Go through the listing below and list every line with "name".
>>
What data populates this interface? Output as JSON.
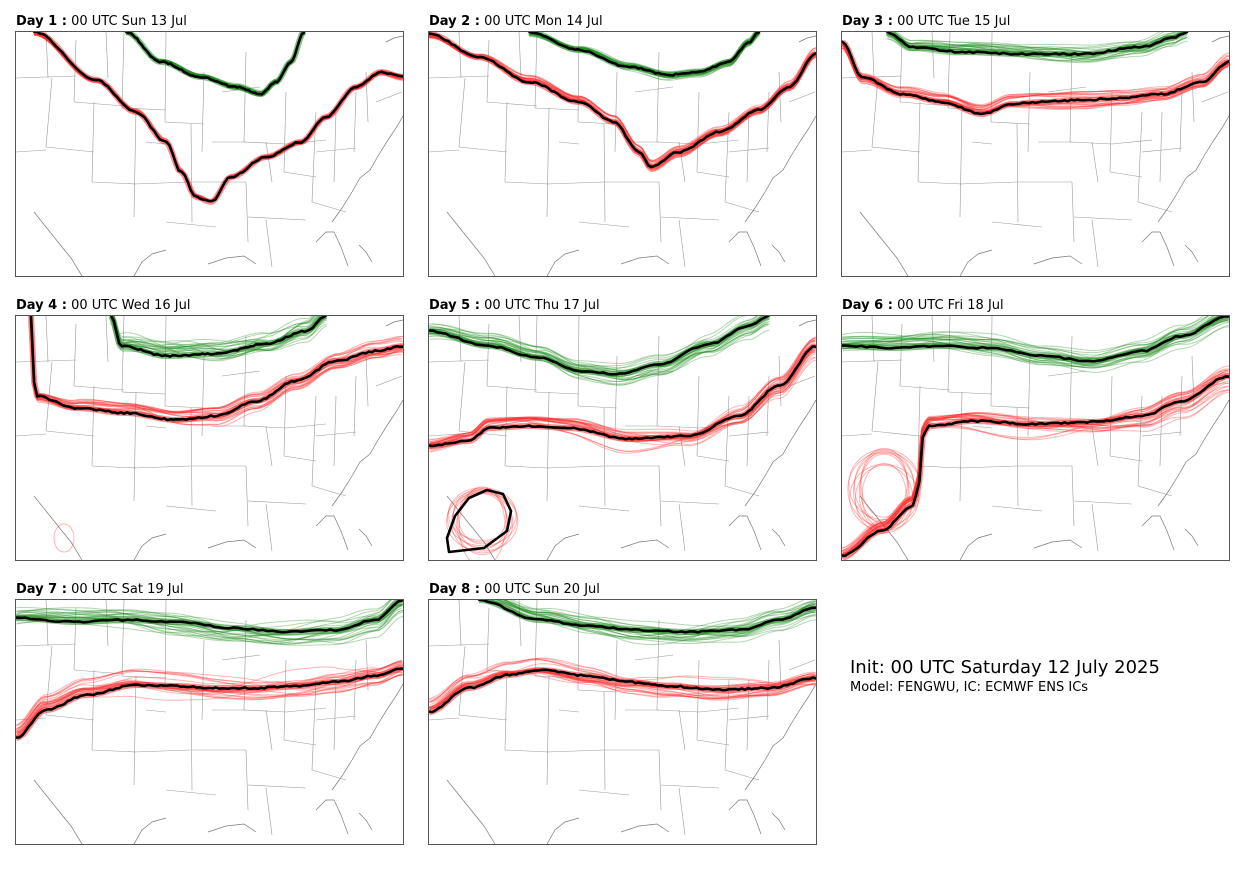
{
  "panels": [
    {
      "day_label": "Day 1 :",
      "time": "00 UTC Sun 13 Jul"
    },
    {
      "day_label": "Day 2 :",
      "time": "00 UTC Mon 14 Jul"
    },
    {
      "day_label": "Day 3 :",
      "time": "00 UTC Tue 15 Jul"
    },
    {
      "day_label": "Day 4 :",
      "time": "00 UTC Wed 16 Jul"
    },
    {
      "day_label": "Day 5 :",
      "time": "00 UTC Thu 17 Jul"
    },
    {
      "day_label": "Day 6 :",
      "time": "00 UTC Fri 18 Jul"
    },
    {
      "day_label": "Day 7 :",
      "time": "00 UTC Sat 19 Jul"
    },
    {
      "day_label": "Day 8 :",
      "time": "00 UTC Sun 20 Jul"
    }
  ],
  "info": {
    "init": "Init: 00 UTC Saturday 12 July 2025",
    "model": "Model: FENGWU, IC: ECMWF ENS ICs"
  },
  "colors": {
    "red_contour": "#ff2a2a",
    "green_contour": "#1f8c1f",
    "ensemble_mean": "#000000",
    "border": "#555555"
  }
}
<<
>>
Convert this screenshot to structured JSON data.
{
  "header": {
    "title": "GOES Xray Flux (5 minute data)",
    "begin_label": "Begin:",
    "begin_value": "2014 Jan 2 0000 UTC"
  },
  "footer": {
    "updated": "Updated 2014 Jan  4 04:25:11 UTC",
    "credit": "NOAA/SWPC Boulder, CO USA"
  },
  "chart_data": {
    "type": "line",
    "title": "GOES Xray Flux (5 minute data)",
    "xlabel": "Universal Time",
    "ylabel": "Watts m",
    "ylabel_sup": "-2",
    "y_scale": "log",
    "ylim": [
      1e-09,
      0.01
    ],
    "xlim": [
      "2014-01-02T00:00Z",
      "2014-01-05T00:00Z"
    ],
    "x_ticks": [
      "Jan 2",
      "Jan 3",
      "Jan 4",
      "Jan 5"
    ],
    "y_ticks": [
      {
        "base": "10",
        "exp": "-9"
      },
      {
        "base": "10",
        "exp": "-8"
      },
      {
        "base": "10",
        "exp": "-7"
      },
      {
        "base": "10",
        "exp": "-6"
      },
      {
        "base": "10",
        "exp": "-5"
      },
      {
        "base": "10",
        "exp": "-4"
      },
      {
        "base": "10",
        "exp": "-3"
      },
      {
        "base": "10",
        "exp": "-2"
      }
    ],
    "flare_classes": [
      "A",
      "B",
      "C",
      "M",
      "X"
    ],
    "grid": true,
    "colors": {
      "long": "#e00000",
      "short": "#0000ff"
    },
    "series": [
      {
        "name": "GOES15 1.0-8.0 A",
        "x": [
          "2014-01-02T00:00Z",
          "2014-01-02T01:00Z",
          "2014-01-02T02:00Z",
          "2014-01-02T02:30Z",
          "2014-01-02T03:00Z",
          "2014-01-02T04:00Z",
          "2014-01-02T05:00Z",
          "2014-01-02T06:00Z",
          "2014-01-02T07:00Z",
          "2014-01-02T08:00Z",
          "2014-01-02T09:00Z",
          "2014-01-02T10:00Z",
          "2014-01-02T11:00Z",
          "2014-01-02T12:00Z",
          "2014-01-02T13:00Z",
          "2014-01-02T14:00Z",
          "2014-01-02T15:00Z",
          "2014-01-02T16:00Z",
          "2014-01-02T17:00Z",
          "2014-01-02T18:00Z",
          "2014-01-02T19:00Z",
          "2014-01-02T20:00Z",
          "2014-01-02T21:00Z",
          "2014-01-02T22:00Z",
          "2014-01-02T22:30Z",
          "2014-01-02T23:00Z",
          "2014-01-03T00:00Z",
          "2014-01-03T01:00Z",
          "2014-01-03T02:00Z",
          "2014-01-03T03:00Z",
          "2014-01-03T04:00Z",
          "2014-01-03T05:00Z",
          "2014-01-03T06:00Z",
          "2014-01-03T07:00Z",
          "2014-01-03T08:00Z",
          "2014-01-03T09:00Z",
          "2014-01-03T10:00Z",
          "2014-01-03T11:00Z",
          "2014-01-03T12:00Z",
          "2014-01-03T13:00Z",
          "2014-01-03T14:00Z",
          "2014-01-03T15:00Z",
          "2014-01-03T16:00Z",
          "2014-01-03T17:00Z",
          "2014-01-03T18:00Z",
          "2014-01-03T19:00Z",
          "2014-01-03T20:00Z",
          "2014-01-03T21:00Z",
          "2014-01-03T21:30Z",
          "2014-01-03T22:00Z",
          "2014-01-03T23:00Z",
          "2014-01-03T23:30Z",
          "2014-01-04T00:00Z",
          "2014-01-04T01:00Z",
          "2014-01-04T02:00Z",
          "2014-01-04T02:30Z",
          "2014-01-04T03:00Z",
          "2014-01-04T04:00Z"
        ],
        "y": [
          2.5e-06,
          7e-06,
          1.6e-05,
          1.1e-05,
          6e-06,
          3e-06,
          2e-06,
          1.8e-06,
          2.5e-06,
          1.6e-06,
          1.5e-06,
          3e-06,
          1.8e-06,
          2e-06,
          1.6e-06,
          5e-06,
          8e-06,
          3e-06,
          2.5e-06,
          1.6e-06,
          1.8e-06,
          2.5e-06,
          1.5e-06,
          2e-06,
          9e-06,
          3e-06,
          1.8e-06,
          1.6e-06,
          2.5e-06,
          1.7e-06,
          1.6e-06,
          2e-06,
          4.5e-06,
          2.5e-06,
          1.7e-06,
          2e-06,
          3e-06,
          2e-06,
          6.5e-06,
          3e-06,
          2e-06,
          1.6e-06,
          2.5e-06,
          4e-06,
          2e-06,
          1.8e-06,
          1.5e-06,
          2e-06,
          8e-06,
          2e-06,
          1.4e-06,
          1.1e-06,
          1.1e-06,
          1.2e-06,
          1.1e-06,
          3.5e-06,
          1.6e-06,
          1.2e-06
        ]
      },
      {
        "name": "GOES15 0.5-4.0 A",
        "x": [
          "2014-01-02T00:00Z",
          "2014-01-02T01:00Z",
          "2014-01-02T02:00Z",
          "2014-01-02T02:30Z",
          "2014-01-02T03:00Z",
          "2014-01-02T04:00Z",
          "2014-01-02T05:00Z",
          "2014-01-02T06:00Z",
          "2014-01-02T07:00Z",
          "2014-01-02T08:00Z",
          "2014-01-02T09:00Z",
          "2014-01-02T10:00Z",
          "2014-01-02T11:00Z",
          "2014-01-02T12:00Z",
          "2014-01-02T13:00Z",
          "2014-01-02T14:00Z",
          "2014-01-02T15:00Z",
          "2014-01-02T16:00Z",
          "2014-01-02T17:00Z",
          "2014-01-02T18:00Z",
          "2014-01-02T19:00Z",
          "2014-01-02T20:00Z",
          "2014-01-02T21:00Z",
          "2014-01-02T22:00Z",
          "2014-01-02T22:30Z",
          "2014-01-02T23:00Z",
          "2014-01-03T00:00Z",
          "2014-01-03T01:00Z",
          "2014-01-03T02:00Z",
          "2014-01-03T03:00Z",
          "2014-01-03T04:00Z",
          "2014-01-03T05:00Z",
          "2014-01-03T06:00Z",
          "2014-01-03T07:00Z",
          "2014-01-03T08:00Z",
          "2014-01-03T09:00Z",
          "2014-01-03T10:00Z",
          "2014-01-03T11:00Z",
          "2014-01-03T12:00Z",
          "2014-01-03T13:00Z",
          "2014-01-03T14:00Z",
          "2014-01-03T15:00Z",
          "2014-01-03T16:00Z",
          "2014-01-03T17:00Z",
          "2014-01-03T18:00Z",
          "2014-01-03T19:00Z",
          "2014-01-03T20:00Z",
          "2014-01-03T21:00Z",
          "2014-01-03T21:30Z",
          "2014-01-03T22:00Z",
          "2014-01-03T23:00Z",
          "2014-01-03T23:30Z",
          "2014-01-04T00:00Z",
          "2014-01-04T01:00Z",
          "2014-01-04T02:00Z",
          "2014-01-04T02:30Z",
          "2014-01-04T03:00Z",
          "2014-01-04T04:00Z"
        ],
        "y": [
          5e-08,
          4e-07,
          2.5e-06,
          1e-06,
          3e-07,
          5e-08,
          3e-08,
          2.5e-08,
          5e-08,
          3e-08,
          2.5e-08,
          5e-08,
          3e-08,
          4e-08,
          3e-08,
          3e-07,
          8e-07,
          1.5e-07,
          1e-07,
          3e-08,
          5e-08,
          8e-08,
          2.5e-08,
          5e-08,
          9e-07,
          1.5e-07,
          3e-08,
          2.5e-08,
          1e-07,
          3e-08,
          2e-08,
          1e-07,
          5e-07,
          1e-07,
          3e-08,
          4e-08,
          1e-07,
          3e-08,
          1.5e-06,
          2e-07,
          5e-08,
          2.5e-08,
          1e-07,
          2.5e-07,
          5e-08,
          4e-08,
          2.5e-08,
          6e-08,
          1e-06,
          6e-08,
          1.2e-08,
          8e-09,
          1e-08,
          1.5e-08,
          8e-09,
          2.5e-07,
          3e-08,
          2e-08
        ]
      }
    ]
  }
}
<<
§ **REPLY**
        "name": "GOES15 1.0-8.0 A",
        "name": "GOES15 0.5-4.0 A",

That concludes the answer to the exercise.